■ Short exercise ■
Retype the material below. Keep every word exactly as it is.

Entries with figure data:

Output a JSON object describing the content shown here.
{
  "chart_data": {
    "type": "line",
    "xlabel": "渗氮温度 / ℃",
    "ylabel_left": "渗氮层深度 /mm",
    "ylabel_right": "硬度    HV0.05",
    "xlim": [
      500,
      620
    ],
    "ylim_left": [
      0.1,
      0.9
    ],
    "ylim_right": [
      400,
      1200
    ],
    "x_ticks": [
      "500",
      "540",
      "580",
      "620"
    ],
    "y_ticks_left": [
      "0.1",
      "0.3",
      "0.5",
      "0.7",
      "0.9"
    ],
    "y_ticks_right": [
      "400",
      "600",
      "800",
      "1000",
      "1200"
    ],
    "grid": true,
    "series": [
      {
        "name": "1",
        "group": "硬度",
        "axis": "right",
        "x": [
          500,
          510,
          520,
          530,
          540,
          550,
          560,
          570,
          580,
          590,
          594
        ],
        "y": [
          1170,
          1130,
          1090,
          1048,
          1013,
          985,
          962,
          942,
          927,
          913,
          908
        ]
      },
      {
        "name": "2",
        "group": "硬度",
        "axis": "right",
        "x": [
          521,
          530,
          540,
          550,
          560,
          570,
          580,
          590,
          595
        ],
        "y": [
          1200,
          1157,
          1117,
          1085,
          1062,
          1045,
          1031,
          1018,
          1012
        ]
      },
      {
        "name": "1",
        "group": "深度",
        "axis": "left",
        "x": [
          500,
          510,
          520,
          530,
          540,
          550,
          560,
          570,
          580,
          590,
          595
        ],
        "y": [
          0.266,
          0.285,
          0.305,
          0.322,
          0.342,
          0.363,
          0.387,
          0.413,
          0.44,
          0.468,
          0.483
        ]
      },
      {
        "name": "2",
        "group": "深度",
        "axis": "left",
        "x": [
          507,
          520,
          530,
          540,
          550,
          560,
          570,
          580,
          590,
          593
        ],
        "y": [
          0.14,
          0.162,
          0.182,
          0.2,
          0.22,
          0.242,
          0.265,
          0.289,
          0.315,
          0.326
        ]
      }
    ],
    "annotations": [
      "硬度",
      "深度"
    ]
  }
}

■ Correct output ■
Output a JSON object describing the content shown here.
{
  "chart_data": {
    "type": "line",
    "xlabel": "渗氮温度 / ℃",
    "ylabel_left": "渗氮层深度 /mm",
    "ylabel_right": "硬度    HV0.05",
    "xlim": [
      500,
      620
    ],
    "ylim_left": [
      0.1,
      0.9
    ],
    "ylim_right": [
      400,
      1200
    ],
    "x_ticks": [
      "500",
      "540",
      "580",
      "620"
    ],
    "y_ticks_left": [
      "0.1",
      "0.3",
      "0.5",
      "0.7",
      "0.9"
    ],
    "y_ticks_right": [
      "400",
      "600",
      "800",
      "1000",
      "1200"
    ],
    "grid": true,
    "series": [
      {
        "name": "1",
        "group": "硬度",
        "axis": "right",
        "x": [
          500,
          510,
          520,
          530,
          540,
          550,
          560,
          570,
          580,
          590,
          594
        ],
        "y": [
          1170,
          1130,
          1090,
          1048,
          1013,
          985,
          962,
          942,
          927,
          913,
          908
        ]
      },
      {
        "name": "2",
        "group": "硬度",
        "axis": "right",
        "x": [
          521,
          530,
          540,
          550,
          560,
          570,
          580,
          590,
          595
        ],
        "y": [
          1200,
          1157,
          1117,
          1085,
          1062,
          1045,
          1031,
          1018,
          1012
        ]
      },
      {
        "name": "1",
        "group": "深度",
        "axis": "left",
        "x": [
          500,
          510,
          520,
          530,
          540,
          550,
          560,
          570,
          580,
          590,
          595
        ],
        "y": [
          0.266,
          0.285,
          0.305,
          0.322,
          0.342,
          0.363,
          0.387,
          0.413,
          0.44,
          0.468,
          0.483
        ]
      },
      {
        "name": "2",
        "group": "深度",
        "axis": "left",
        "x": [
          507,
          520,
          530,
          540,
          550,
          560,
          570,
          580,
          590,
          593
        ],
        "y": [
          0.14,
          0.162,
          0.182,
          0.2,
          0.22,
          0.242,
          0.265,
          0.289,
          0.315,
          0.326
        ]
      }
    ],
    "annotations": [
      "硬度",
      "深度"
    ]
  }
}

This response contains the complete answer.